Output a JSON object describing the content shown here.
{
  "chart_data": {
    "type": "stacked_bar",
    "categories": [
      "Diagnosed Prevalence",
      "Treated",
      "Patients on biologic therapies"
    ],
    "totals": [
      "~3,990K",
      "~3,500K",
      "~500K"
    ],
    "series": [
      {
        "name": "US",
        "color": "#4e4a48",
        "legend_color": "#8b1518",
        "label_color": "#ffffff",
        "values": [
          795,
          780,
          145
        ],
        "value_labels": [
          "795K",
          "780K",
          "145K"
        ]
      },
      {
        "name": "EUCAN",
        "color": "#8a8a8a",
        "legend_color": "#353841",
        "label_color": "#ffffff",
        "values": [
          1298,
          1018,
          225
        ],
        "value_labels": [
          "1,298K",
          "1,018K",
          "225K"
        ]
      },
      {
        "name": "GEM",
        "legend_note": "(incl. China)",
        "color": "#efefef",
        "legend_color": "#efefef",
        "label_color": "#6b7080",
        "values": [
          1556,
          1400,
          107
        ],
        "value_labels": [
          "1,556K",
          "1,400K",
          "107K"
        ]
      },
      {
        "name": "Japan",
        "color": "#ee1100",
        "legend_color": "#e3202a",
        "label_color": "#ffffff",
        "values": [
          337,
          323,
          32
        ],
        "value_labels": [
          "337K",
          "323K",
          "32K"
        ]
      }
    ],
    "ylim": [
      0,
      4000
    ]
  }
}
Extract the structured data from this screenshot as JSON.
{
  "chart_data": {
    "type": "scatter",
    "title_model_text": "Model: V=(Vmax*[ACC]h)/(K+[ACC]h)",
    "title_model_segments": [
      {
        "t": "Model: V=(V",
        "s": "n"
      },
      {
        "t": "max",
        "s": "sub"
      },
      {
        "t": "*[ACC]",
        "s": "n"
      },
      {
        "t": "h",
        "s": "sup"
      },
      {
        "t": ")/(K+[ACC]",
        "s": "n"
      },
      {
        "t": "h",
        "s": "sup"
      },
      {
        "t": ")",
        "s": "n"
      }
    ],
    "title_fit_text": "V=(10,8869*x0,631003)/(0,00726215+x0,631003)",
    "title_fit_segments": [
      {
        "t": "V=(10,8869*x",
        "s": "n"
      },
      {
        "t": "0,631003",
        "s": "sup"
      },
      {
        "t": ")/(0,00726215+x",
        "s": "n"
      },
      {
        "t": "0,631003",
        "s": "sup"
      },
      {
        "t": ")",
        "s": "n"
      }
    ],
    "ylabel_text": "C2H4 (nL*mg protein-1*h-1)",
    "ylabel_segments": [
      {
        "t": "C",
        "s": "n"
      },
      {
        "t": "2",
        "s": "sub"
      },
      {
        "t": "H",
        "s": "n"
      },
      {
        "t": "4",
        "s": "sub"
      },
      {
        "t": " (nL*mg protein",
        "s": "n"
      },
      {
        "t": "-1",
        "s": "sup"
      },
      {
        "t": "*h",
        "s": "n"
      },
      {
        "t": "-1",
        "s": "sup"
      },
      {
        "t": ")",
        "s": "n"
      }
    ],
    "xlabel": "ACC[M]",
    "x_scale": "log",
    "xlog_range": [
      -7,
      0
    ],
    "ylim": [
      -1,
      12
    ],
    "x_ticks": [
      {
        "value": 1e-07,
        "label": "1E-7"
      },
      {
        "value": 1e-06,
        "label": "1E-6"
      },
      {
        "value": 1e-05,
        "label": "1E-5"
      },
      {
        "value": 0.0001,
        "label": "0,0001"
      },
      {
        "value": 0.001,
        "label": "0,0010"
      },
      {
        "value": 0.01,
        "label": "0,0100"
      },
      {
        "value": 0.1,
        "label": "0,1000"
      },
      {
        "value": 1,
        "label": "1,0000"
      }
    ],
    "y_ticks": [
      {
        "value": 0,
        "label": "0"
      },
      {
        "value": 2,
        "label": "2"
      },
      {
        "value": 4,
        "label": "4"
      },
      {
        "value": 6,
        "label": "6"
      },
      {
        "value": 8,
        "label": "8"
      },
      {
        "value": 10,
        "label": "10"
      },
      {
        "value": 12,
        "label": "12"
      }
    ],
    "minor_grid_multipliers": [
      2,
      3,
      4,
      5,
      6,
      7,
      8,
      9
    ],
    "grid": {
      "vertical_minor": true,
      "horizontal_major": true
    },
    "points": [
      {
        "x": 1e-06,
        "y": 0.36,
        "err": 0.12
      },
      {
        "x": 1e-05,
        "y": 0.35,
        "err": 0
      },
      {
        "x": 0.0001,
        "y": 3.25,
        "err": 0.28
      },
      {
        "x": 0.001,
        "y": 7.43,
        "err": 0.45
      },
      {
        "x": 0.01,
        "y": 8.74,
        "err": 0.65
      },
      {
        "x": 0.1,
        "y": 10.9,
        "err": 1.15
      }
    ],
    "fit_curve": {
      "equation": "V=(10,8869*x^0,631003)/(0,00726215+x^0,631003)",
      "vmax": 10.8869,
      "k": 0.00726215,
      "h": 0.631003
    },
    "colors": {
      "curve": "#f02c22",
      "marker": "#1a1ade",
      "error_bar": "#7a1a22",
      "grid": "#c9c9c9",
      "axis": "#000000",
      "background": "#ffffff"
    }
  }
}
* * *
#### Task brief:
All that is needed is the material, repeated exactly.

#### Exercise solution:
Output a JSON object describing the content shown here.
{
  "chart_data": {
    "type": "stacked_bar",
    "categories": [
      "Diagnosed Prevalence",
      "Treated",
      "Patients on biologic therapies"
    ],
    "totals": [
      "~3,990K",
      "~3,500K",
      "~500K"
    ],
    "series": [
      {
        "name": "US",
        "color": "#4e4a48",
        "legend_color": "#8b1518",
        "label_color": "#ffffff",
        "values": [
          795,
          780,
          145
        ],
        "value_labels": [
          "795K",
          "780K",
          "145K"
        ]
      },
      {
        "name": "EUCAN",
        "color": "#8a8a8a",
        "legend_color": "#353841",
        "label_color": "#ffffff",
        "values": [
          1298,
          1018,
          225
        ],
        "value_labels": [
          "1,298K",
          "1,018K",
          "225K"
        ]
      },
      {
        "name": "GEM",
        "legend_note": "(incl. China)",
        "color": "#efefef",
        "legend_color": "#efefef",
        "label_color": "#6b7080",
        "values": [
          1556,
          1400,
          107
        ],
        "value_labels": [
          "1,556K",
          "1,400K",
          "107K"
        ]
      },
      {
        "name": "Japan",
        "color": "#ee1100",
        "legend_color": "#e3202a",
        "label_color": "#ffffff",
        "values": [
          337,
          323,
          32
        ],
        "value_labels": [
          "337K",
          "323K",
          "32K"
        ]
      }
    ],
    "ylim": [
      0,
      4000
    ]
  }
}
Extract the structured data from this screenshot as JSON.
{
  "chart_data": {
    "type": "scatter",
    "title_model_text": "Model: V=(Vmax*[ACC]h)/(K+[ACC]h)",
    "title_model_segments": [
      {
        "t": "Model: V=(V",
        "s": "n"
      },
      {
        "t": "max",
        "s": "sub"
      },
      {
        "t": "*[ACC]",
        "s": "n"
      },
      {
        "t": "h",
        "s": "sup"
      },
      {
        "t": ")/(K+[ACC]",
        "s": "n"
      },
      {
        "t": "h",
        "s": "sup"
      },
      {
        "t": ")",
        "s": "n"
      }
    ],
    "title_fit_text": "V=(10,8869*x0,631003)/(0,00726215+x0,631003)",
    "title_fit_segments": [
      {
        "t": "V=(10,8869*x",
        "s": "n"
      },
      {
        "t": "0,631003",
        "s": "sup"
      },
      {
        "t": ")/(0,00726215+x",
        "s": "n"
      },
      {
        "t": "0,631003",
        "s": "sup"
      },
      {
        "t": ")",
        "s": "n"
      }
    ],
    "ylabel_text": "C2H4 (nL*mg protein-1*h-1)",
    "ylabel_segments": [
      {
        "t": "C",
        "s": "n"
      },
      {
        "t": "2",
        "s": "sub"
      },
      {
        "t": "H",
        "s": "n"
      },
      {
        "t": "4",
        "s": "sub"
      },
      {
        "t": " (nL*mg protein",
        "s": "n"
      },
      {
        "t": "-1",
        "s": "sup"
      },
      {
        "t": "*h",
        "s": "n"
      },
      {
        "t": "-1",
        "s": "sup"
      },
      {
        "t": ")",
        "s": "n"
      }
    ],
    "xlabel": "ACC[M]",
    "x_scale": "log",
    "xlog_range": [
      -7,
      0
    ],
    "ylim": [
      -1,
      12
    ],
    "x_ticks": [
      {
        "value": 1e-07,
        "label": "1E-7"
      },
      {
        "value": 1e-06,
        "label": "1E-6"
      },
      {
        "value": 1e-05,
        "label": "1E-5"
      },
      {
        "value": 0.0001,
        "label": "0,0001"
      },
      {
        "value": 0.001,
        "label": "0,0010"
      },
      {
        "value": 0.01,
        "label": "0,0100"
      },
      {
        "value": 0.1,
        "label": "0,1000"
      },
      {
        "value": 1,
        "label": "1,0000"
      }
    ],
    "y_ticks": [
      {
        "value": 0,
        "label": "0"
      },
      {
        "value": 2,
        "label": "2"
      },
      {
        "value": 4,
        "label": "4"
      },
      {
        "value": 6,
        "label": "6"
      },
      {
        "value": 8,
        "label": "8"
      },
      {
        "value": 10,
        "label": "10"
      },
      {
        "value": 12,
        "label": "12"
      }
    ],
    "minor_grid_multipliers": [
      2,
      3,
      4,
      5,
      6,
      7,
      8,
      9
    ],
    "grid": {
      "vertical_minor": true,
      "horizontal_major": true
    },
    "points": [
      {
        "x": 1e-06,
        "y": 0.36,
        "err": 0.12
      },
      {
        "x": 1e-05,
        "y": 0.35,
        "err": 0
      },
      {
        "x": 0.0001,
        "y": 3.25,
        "err": 0.28
      },
      {
        "x": 0.001,
        "y": 7.43,
        "err": 0.45
      },
      {
        "x": 0.01,
        "y": 8.74,
        "err": 0.65
      },
      {
        "x": 0.1,
        "y": 10.9,
        "err": 1.15
      }
    ],
    "fit_curve": {
      "equation": "V=(10,8869*x^0,631003)/(0,00726215+x^0,631003)",
      "vmax": 10.8869,
      "k": 0.00726215,
      "h": 0.631003
    },
    "colors": {
      "curve": "#f02c22",
      "marker": "#1a1ade",
      "error_bar": "#7a1a22",
      "grid": "#c9c9c9",
      "axis": "#000000",
      "background": "#ffffff"
    }
  }
}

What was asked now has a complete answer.